## WHAT IS NEEDED
Can you quote the records below in full, word for word?

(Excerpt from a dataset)
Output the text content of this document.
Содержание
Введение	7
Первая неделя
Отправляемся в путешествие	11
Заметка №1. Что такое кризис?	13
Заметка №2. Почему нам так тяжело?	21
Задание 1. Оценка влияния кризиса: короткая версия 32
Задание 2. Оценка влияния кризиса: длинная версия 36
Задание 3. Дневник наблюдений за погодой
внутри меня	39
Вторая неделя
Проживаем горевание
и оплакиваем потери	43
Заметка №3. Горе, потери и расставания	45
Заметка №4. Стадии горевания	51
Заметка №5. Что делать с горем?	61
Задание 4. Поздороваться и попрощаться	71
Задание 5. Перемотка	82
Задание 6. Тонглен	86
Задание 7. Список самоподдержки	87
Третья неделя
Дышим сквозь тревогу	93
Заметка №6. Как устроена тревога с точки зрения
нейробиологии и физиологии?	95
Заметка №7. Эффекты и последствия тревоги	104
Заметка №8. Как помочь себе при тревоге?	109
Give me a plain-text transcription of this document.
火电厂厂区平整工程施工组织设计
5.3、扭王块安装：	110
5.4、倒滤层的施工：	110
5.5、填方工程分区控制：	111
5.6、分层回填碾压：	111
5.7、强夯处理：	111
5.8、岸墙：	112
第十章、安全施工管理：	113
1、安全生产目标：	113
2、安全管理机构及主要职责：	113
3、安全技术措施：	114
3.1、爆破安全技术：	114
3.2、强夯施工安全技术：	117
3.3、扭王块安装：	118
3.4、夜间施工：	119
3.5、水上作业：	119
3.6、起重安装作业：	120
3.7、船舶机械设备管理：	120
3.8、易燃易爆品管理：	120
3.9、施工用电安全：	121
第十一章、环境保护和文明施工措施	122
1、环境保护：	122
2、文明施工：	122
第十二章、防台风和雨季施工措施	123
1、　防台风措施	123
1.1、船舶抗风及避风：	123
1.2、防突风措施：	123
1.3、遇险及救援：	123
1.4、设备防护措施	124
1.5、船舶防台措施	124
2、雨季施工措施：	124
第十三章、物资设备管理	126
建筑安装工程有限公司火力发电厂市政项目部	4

## REPLY TO THE EXERCISE
Output the text content of this document.
Содержание
Введение	7
Первая неделя
Отправляемся в путешествие	11
Заметка №1. Что такое кризис?	13
Заметка №2. Почему нам так тяжело?	21
Задание 1. Оценка влияния кризиса: короткая версия 32
Задание 2. Оценка влияния кризиса: длинная версия 36
Задание 3. Дневник наблюдений за погодой
внутри меня	39
Вторая неделя
Проживаем горевание
и оплакиваем потери	43
Заметка №3. Горе, потери и расставания	45
Заметка №4. Стадии горевания	51
Заметка №5. Что делать с горем?	61
Задание 4. Поздороваться и попрощаться	71
Задание 5. Перемотка	82
Задание 6. Тонглен	86
Задание 7. Список самоподдержки	87
Третья неделя
Дышим сквозь тревогу	93
Заметка №6. Как устроена тревога с точки зрения
нейробиологии и физиологии?	95
Заметка №7. Эффекты и последствия тревоги	104
Заметка №8. Как помочь себе при тревоге?	109
Give me a plain-text transcription of this document.
火电厂厂区平整工程施工组织设计
5.3、扭王块安装：	110
5.4、倒滤层的施工：	110
5.5、填方工程分区控制：	111
5.6、分层回填碾压：	111
5.7、强夯处理：	111
5.8、岸墙：	112
第十章、安全施工管理：	113
1、安全生产目标：	113
2、安全管理机构及主要职责：	113
3、安全技术措施：	114
3.1、爆破安全技术：	114
3.2、强夯施工安全技术：	117
3.3、扭王块安装：	118
3.4、夜间施工：	119
3.5、水上作业：	119
3.6、起重安装作业：	120
3.7、船舶机械设备管理：	120
3.8、易燃易爆品管理：	120
3.9、施工用电安全：	121
第十一章、环境保护和文明施工措施	122
1、环境保护：	122
2、文明施工：	122
第十二章、防台风和雨季施工措施	123
1、　防台风措施	123
1.1、船舶抗风及避风：	123
1.2、防突风措施：	123
1.3、遇险及救援：	123
1.4、设备防护措施	124
1.5、船舶防台措施	124
2、雨季施工措施：	124
第十三章、物资设备管理	126
建筑安装工程有限公司火力发电厂市政项目部	4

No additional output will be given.